##### Records for this task #####
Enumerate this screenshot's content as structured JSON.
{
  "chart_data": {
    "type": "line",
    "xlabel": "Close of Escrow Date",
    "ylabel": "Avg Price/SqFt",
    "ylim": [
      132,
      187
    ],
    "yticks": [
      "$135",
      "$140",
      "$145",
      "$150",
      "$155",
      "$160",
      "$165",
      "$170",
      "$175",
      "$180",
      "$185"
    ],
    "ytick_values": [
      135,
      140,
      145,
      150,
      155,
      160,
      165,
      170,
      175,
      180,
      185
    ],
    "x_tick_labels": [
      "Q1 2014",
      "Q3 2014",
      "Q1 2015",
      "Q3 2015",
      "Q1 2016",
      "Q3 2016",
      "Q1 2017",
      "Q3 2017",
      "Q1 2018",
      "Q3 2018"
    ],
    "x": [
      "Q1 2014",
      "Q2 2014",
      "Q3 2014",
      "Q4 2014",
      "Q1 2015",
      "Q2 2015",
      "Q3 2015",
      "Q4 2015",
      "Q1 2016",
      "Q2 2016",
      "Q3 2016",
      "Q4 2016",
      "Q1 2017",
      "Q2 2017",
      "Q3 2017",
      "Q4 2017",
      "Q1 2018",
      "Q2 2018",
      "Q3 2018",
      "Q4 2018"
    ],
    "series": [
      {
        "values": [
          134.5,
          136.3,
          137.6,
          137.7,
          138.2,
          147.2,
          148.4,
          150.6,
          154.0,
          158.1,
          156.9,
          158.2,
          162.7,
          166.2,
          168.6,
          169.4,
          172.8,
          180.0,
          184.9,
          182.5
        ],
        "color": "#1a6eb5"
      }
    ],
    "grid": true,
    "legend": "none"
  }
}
#####
* [Problem details]
Above are some records; extract every one of them exactly.

* [Result of this exercise]
Enumerate this screenshot's content as structured JSON.
{
  "chart_data": {
    "type": "line",
    "xlabel": "Close of Escrow Date",
    "ylabel": "Avg Price/SqFt",
    "ylim": [
      132,
      187
    ],
    "yticks": [
      "$135",
      "$140",
      "$145",
      "$150",
      "$155",
      "$160",
      "$165",
      "$170",
      "$175",
      "$180",
      "$185"
    ],
    "ytick_values": [
      135,
      140,
      145,
      150,
      155,
      160,
      165,
      170,
      175,
      180,
      185
    ],
    "x_tick_labels": [
      "Q1 2014",
      "Q3 2014",
      "Q1 2015",
      "Q3 2015",
      "Q1 2016",
      "Q3 2016",
      "Q1 2017",
      "Q3 2017",
      "Q1 2018",
      "Q3 2018"
    ],
    "x": [
      "Q1 2014",
      "Q2 2014",
      "Q3 2014",
      "Q4 2014",
      "Q1 2015",
      "Q2 2015",
      "Q3 2015",
      "Q4 2015",
      "Q1 2016",
      "Q2 2016",
      "Q3 2016",
      "Q4 2016",
      "Q1 2017",
      "Q2 2017",
      "Q3 2017",
      "Q4 2017",
      "Q1 2018",
      "Q2 2018",
      "Q3 2018",
      "Q4 2018"
    ],
    "series": [
      {
        "values": [
          134.5,
          136.3,
          137.6,
          137.7,
          138.2,
          147.2,
          148.4,
          150.6,
          154.0,
          158.1,
          156.9,
          158.2,
          162.7,
          166.2,
          168.6,
          169.4,
          172.8,
          180.0,
          184.9,
          182.5
        ],
        "color": "#1a6eb5"
      }
    ],
    "grid": true,
    "legend": "none"
  }
}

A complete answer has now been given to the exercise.